**Task objective**
Output the full listing below exactly as it reads, and skip anything that is a picture.

----- Data for processing

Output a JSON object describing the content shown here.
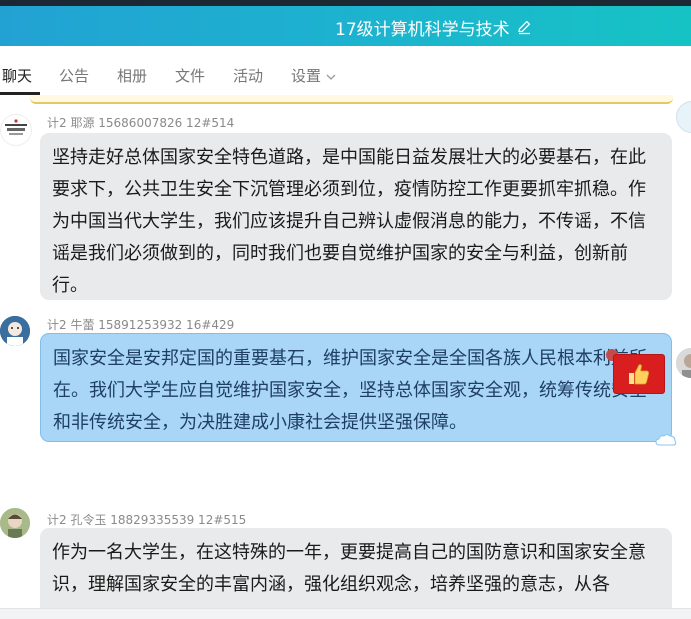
{
  "window": {
    "title": "17级计算机科学与技术",
    "accent_color": "#22a2d3"
  },
  "tabs": [
    {
      "label": "聊天",
      "active": true
    },
    {
      "label": "公告",
      "active": false
    },
    {
      "label": "相册",
      "active": false
    },
    {
      "label": "文件",
      "active": false
    },
    {
      "label": "活动",
      "active": false
    },
    {
      "label": "设置",
      "active": false,
      "icon": "chevron-down-icon"
    }
  ],
  "messages": [
    {
      "sender": "计2 耶源 15686007826 12#514",
      "text": "坚持走好总体国家安全特色道路，是中国能日益发展壮大的必要基石，在此要求下，公共卫生安全下沉管理必须到位，疫情防控工作更要抓牢抓稳。作为中国当代大学生，我们应该提升自己辨认虚假消息的能力，不传谣，不信谣是我们必须做到的，同时我们也要自觉维护国家的安全与利益，创新前行。",
      "bubble_color": "#e9eaeb"
    },
    {
      "sender": "计2 牛蕾 15891253932 16#429",
      "text": "国家安全是安邦定国的重要基石，维护国家安全是全国各族人民根本利益所在。我们大学生应自觉维护国家安全，坚持总体国家安全观，统筹传统安全和非传统安全，为决胜建成小康社会提供坚强保障。",
      "bubble_color": "#a9d6f6"
    },
    {
      "sender": "计2 孔令玉 18829335539 12#515",
      "text": "作为一名大学生，在这特殊的一年，更要提高自己的国防意识和国家安全意识，理解国家安全的丰富内涵，强化组织观念，培养坚强的意志，从各",
      "bubble_color": "#e9eaeb"
    }
  ],
  "sticker": {
    "icon": "thumbs-up-icon",
    "color": "#d81e1e"
  }
}
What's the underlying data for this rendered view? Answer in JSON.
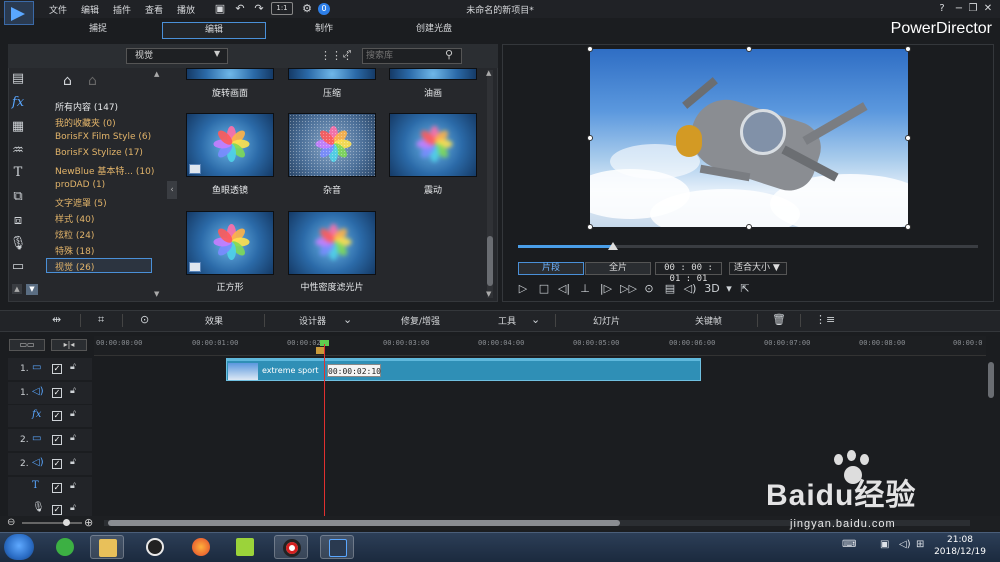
{
  "menu": {
    "file": "文件",
    "edit": "编辑",
    "plugins": "插件",
    "view": "查看",
    "playback": "播放",
    "zoom_value": "1:1",
    "user_badge": "0"
  },
  "window": {
    "doc_title": "未命名的新项目*",
    "help": "?",
    "minimize": "−",
    "restore": "❐",
    "close": "✕"
  },
  "modes": {
    "capture": "捕捉",
    "edit": "编辑",
    "produce": "制作",
    "disc": "创建光盘",
    "product_name": "PowerDirector"
  },
  "library": {
    "filter_value": "视觉",
    "search_placeholder": "搜索库",
    "categories": [
      {
        "label": "所有内容 (147)"
      },
      {
        "label": "我的收藏夹 (0)"
      },
      {
        "label": "BorisFX Film Style (6)"
      },
      {
        "label": "BorisFX Stylize (17)"
      },
      {
        "label": "NewBlue 基本特... (10)"
      },
      {
        "label": "proDAD (1)"
      },
      {
        "label": "文字遮罩 (5)"
      },
      {
        "label": "样式 (40)"
      },
      {
        "label": "炫粒 (24)"
      },
      {
        "label": "特殊 (18)"
      },
      {
        "label": "视觉 (26)"
      }
    ],
    "effects": [
      {
        "label": "旋转画面"
      },
      {
        "label": "压缩"
      },
      {
        "label": "油画"
      },
      {
        "label": "鱼眼透镜"
      },
      {
        "label": "杂音"
      },
      {
        "label": "震动"
      },
      {
        "label": "正方形"
      },
      {
        "label": "中性密度滤光片"
      }
    ]
  },
  "preview": {
    "clip_btn": "片段",
    "full_btn": "全片",
    "timecode": "00 : 00 : 01 : 01",
    "fit_value": "适合大小",
    "mode_3d": "3D"
  },
  "toolbar": {
    "effects": "效果",
    "designer": "设计器",
    "fix_enhance": "修复/增强",
    "tools": "工具",
    "slideshow": "幻灯片",
    "keyframe": "关键帧"
  },
  "timeline": {
    "ruler": [
      "00:00:00:00",
      "00:00:01:00",
      "00:00:02",
      "00:00:03:00",
      "00:00:04:00",
      "00:00:05:00",
      "00:00:06:00",
      "00:00:07:00",
      "00:00:08:00",
      "00:00:0"
    ],
    "tracks": [
      {
        "num": "1."
      },
      {
        "num": "1."
      },
      {
        "num": ""
      },
      {
        "num": "2."
      },
      {
        "num": "2."
      },
      {
        "num": ""
      },
      {
        "num": ""
      }
    ],
    "clip_label": "extreme sport",
    "tooltip_time": "00:00:02:10",
    "playhead_progress": 0.25
  },
  "taskbar": {
    "time": "21:08",
    "date": "2018/12/19"
  },
  "watermark": {
    "brand": "Baidu经验",
    "url": "jingyan.baidu.com"
  },
  "colors": {
    "accent": "#4a90d8",
    "category_text": "#e2b46a",
    "playhead": "#e03030",
    "clip": "#2f8fb6"
  }
}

----------

**Answer to the problem**
Output a JSON object describing the content shown here.
{
  "window": {
    "title": "17级计算机科学与技术",
    "accent_color": "#22a2d3"
  },
  "tabs": [
    {
      "label": "聊天",
      "active": true
    },
    {
      "label": "公告",
      "active": false
    },
    {
      "label": "相册",
      "active": false
    },
    {
      "label": "文件",
      "active": false
    },
    {
      "label": "活动",
      "active": false
    },
    {
      "label": "设置",
      "active": false,
      "icon": "chevron-down-icon"
    }
  ],
  "messages": [
    {
      "sender": "计2 耶源 15686007826 12#514",
      "text": "坚持走好总体国家安全特色道路，是中国能日益发展壮大的必要基石，在此要求下，公共卫生安全下沉管理必须到位，疫情防控工作更要抓牢抓稳。作为中国当代大学生，我们应该提升自己辨认虚假消息的能力，不传谣，不信谣是我们必须做到的，同时我们也要自觉维护国家的安全与利益，创新前行。",
      "bubble_color": "#e9eaeb"
    },
    {
      "sender": "计2 牛蕾 15891253932 16#429",
      "text": "国家安全是安邦定国的重要基石，维护国家安全是全国各族人民根本利益所在。我们大学生应自觉维护国家安全，坚持总体国家安全观，统筹传统安全和非传统安全，为决胜建成小康社会提供坚强保障。",
      "bubble_color": "#a9d6f6"
    },
    {
      "sender": "计2 孔令玉 18829335539 12#515",
      "text": "作为一名大学生，在这特殊的一年，更要提高自己的国防意识和国家安全意识，理解国家安全的丰富内涵，强化组织观念，培养坚强的意志，从各",
      "bubble_color": "#e9eaeb"
    }
  ],
  "sticker": {
    "icon": "thumbs-up-icon",
    "color": "#d81e1e"
  }
}
What's the underlying data for this rendered view? Answer in JSON.
{
  "menu": {
    "file": "文件",
    "edit": "编辑",
    "plugins": "插件",
    "view": "查看",
    "playback": "播放",
    "zoom_value": "1:1",
    "user_badge": "0"
  },
  "window": {
    "doc_title": "未命名的新项目*",
    "help": "?",
    "minimize": "−",
    "restore": "❐",
    "close": "✕"
  },
  "modes": {
    "capture": "捕捉",
    "edit": "编辑",
    "produce": "制作",
    "disc": "创建光盘",
    "product_name": "PowerDirector"
  },
  "library": {
    "filter_value": "视觉",
    "search_placeholder": "搜索库",
    "categories": [
      {
        "label": "所有内容 (147)"
      },
      {
        "label": "我的收藏夹 (0)"
      },
      {
        "label": "BorisFX Film Style (6)"
      },
      {
        "label": "BorisFX Stylize (17)"
      },
      {
        "label": "NewBlue 基本特... (10)"
      },
      {
        "label": "proDAD (1)"
      },
      {
        "label": "文字遮罩 (5)"
      },
      {
        "label": "样式 (40)"
      },
      {
        "label": "炫粒 (24)"
      },
      {
        "label": "特殊 (18)"
      },
      {
        "label": "视觉 (26)"
      }
    ],
    "effects": [
      {
        "label": "旋转画面"
      },
      {
        "label": "压缩"
      },
      {
        "label": "油画"
      },
      {
        "label": "鱼眼透镜"
      },
      {
        "label": "杂音"
      },
      {
        "label": "震动"
      },
      {
        "label": "正方形"
      },
      {
        "label": "中性密度滤光片"
      }
    ]
  },
  "preview": {
    "clip_btn": "片段",
    "full_btn": "全片",
    "timecode": "00 : 00 : 01 : 01",
    "fit_value": "适合大小",
    "mode_3d": "3D"
  },
  "toolbar": {
    "effects": "效果",
    "designer": "设计器",
    "fix_enhance": "修复/增强",
    "tools": "工具",
    "slideshow": "幻灯片",
    "keyframe": "关键帧"
  },
  "timeline": {
    "ruler": [
      "00:00:00:00",
      "00:00:01:00",
      "00:00:02",
      "00:00:03:00",
      "00:00:04:00",
      "00:00:05:00",
      "00:00:06:00",
      "00:00:07:00",
      "00:00:08:00",
      "00:00:0"
    ],
    "tracks": [
      {
        "num": "1."
      },
      {
        "num": "1."
      },
      {
        "num": ""
      },
      {
        "num": "2."
      },
      {
        "num": "2."
      },
      {
        "num": ""
      },
      {
        "num": ""
      }
    ],
    "clip_label": "extreme sport",
    "tooltip_time": "00:00:02:10",
    "playhead_progress": 0.25
  },
  "taskbar": {
    "time": "21:08",
    "date": "2018/12/19"
  },
  "watermark": {
    "brand": "Baidu经验",
    "url": "jingyan.baidu.com"
  },
  "colors": {
    "accent": "#4a90d8",
    "category_text": "#e2b46a",
    "playhead": "#e03030",
    "clip": "#2f8fb6"
  }
}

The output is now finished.